"""
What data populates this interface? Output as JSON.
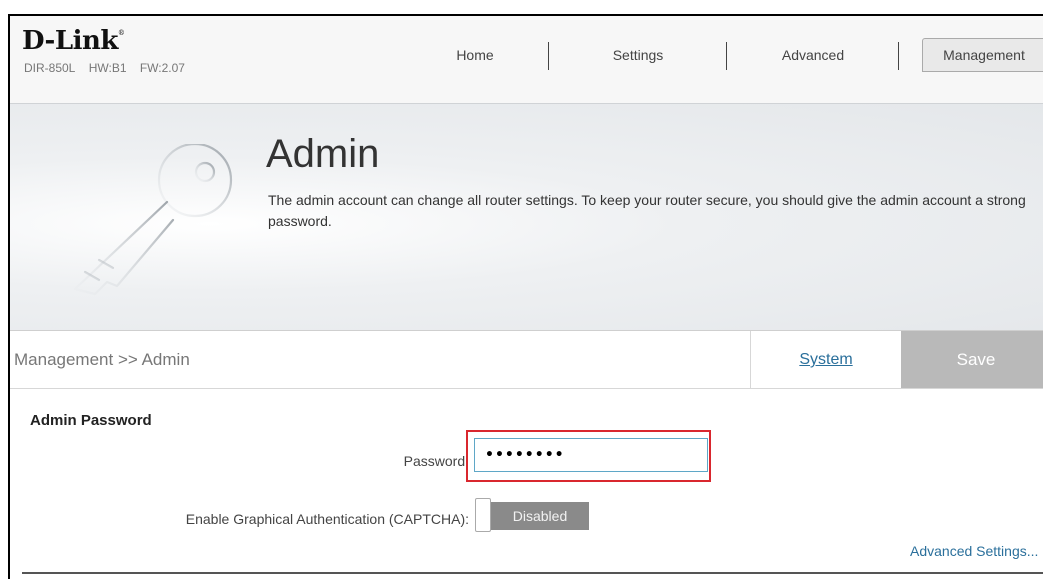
{
  "header": {
    "brand": "D-Link",
    "brand_mark": "®",
    "device": {
      "model": "DIR-850L",
      "hw": "HW:B1",
      "fw": "FW:2.07"
    }
  },
  "nav": {
    "items": [
      {
        "label": "Home",
        "active": false
      },
      {
        "label": "Settings",
        "active": false
      },
      {
        "label": "Advanced",
        "active": false
      },
      {
        "label": "Management",
        "active": true
      }
    ]
  },
  "banner": {
    "title": "Admin",
    "description": "The admin account can change all router settings. To keep your router secure, you should give the admin account a strong password.",
    "icon": "key-icon"
  },
  "crumb": {
    "path": "Management >> Admin",
    "system_link": "System",
    "save_label": "Save"
  },
  "admin_password": {
    "section_title": "Admin Password",
    "password_label": "Password:",
    "password_value": "••••••••",
    "captcha_label": "Enable Graphical Authentication (CAPTCHA):",
    "captcha_state": "Disabled"
  },
  "footer": {
    "advanced_settings": "Advanced Settings..."
  },
  "colors": {
    "link": "#2a6f9b",
    "highlight": "#d9272e",
    "toggle_off": "#8a8a8a",
    "save_bg": "#b9b9b9"
  }
}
"""
# Written exercise
Set down the material exactly, every line of it, except for the pictures.

# Result below
What data populates this interface? Output as JSON.
{
  "header": {
    "brand": "D-Link",
    "brand_mark": "®",
    "device": {
      "model": "DIR-850L",
      "hw": "HW:B1",
      "fw": "FW:2.07"
    }
  },
  "nav": {
    "items": [
      {
        "label": "Home",
        "active": false
      },
      {
        "label": "Settings",
        "active": false
      },
      {
        "label": "Advanced",
        "active": false
      },
      {
        "label": "Management",
        "active": true
      }
    ]
  },
  "banner": {
    "title": "Admin",
    "description": "The admin account can change all router settings. To keep your router secure, you should give the admin account a strong password.",
    "icon": "key-icon"
  },
  "crumb": {
    "path": "Management >> Admin",
    "system_link": "System",
    "save_label": "Save"
  },
  "admin_password": {
    "section_title": "Admin Password",
    "password_label": "Password:",
    "password_value": "••••••••",
    "captcha_label": "Enable Graphical Authentication (CAPTCHA):",
    "captcha_state": "Disabled"
  },
  "footer": {
    "advanced_settings": "Advanced Settings..."
  },
  "colors": {
    "link": "#2a6f9b",
    "highlight": "#d9272e",
    "toggle_off": "#8a8a8a",
    "save_bg": "#b9b9b9"
  }
}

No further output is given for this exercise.